→ Aim of the task: In the material below, the lines containing the word "track" are required; copy each of them.
** Begin Given information **
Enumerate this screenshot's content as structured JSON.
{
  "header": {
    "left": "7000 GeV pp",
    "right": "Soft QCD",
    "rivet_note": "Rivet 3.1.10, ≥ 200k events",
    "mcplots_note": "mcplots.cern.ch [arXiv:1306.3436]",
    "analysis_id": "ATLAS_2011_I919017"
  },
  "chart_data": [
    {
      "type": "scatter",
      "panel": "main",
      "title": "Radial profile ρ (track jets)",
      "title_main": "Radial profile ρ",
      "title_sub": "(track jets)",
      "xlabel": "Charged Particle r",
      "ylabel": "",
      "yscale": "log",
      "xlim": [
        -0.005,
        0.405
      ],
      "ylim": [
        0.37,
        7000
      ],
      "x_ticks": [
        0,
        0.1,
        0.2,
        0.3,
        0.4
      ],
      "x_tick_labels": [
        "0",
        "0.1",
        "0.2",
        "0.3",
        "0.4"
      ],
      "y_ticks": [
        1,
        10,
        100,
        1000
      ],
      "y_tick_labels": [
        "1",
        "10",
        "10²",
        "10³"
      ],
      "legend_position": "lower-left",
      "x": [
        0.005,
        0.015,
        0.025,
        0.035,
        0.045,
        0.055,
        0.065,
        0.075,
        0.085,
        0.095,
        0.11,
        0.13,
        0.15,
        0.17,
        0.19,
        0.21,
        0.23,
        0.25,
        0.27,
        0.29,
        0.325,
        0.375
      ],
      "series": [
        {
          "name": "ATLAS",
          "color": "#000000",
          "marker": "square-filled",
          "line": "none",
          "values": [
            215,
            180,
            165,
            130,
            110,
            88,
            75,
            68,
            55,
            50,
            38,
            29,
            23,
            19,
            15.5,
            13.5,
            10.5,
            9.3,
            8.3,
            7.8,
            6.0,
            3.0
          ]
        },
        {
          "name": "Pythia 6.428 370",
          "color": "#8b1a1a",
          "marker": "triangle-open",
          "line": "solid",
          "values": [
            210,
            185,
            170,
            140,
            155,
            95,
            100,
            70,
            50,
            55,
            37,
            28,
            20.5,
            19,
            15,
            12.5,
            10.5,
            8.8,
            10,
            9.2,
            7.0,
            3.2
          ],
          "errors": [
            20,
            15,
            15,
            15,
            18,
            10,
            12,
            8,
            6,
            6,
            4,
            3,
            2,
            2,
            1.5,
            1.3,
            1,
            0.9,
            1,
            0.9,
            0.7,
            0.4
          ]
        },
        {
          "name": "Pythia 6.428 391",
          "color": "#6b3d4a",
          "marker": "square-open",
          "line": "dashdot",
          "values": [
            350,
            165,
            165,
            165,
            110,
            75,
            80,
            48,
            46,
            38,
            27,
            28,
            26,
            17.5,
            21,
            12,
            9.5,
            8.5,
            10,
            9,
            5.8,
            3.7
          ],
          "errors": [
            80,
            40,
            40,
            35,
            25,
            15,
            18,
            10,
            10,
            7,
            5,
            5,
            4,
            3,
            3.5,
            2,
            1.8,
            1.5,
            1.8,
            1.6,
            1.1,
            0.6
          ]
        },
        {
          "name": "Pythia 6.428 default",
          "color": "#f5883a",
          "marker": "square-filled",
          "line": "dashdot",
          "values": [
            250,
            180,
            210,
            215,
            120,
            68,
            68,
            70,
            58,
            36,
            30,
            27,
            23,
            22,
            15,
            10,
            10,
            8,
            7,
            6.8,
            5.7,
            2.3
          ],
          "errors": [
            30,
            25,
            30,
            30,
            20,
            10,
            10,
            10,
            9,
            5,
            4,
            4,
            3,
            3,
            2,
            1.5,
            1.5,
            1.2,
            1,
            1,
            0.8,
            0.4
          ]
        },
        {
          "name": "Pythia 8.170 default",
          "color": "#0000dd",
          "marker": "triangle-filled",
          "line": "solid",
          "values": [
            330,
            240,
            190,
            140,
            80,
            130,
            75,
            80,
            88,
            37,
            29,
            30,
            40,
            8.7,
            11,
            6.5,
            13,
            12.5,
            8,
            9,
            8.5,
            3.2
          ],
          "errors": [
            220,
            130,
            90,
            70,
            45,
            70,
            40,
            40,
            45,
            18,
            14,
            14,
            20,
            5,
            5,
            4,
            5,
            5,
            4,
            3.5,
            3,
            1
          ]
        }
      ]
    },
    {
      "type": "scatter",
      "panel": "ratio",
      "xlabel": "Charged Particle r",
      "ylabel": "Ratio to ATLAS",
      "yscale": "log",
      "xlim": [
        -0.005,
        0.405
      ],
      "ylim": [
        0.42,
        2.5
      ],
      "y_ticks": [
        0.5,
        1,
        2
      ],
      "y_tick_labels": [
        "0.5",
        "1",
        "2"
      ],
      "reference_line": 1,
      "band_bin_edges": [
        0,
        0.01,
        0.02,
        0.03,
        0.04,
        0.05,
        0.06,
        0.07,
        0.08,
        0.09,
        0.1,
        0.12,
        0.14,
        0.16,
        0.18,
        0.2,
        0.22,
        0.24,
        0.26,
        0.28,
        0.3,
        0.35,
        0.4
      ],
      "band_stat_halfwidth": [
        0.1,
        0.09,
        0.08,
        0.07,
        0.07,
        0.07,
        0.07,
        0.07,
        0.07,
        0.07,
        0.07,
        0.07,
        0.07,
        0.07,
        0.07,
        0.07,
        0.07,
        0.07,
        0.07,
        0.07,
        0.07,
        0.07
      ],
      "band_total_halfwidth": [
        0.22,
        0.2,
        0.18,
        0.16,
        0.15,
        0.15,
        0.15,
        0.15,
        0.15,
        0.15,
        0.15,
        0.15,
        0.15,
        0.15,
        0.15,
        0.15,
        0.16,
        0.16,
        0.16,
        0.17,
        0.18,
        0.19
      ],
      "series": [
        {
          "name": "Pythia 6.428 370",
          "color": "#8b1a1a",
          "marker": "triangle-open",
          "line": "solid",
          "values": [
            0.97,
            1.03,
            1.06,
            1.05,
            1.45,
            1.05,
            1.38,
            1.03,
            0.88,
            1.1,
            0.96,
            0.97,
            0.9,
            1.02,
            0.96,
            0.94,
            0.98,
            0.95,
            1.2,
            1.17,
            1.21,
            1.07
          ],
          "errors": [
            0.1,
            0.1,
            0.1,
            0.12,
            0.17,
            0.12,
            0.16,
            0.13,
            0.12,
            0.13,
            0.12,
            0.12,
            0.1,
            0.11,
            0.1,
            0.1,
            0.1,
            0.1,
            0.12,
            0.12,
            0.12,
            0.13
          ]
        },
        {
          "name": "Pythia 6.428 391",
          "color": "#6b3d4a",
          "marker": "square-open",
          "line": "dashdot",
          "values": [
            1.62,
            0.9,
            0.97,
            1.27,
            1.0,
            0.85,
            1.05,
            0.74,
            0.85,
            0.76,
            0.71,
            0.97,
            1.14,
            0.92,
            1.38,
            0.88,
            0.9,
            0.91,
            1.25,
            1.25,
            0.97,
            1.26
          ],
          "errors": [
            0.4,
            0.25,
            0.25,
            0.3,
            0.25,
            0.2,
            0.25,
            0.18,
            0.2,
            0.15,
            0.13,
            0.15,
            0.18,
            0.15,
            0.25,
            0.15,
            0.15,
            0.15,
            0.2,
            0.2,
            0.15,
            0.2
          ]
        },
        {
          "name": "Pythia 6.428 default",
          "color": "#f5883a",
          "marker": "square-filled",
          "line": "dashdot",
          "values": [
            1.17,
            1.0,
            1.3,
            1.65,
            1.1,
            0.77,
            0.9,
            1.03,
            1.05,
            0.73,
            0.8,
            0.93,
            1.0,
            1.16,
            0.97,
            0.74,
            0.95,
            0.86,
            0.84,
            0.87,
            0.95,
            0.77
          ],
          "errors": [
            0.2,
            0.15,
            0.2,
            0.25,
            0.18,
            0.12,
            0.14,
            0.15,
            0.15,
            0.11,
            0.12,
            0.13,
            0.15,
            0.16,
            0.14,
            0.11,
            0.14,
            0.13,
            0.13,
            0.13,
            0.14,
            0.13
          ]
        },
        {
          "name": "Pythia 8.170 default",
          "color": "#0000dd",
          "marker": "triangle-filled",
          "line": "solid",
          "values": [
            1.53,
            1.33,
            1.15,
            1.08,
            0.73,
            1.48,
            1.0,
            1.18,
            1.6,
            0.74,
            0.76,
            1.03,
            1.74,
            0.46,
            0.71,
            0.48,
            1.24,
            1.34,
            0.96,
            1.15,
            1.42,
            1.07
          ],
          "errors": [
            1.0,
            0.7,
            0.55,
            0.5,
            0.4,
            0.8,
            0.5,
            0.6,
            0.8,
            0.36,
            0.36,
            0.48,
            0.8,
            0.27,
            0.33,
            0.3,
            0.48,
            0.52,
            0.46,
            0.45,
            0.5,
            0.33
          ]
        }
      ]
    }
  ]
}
** End Given information **
→ Output below:
      "title": "Radial profile ρ (track jets)",
      "title_sub": "(track jets)",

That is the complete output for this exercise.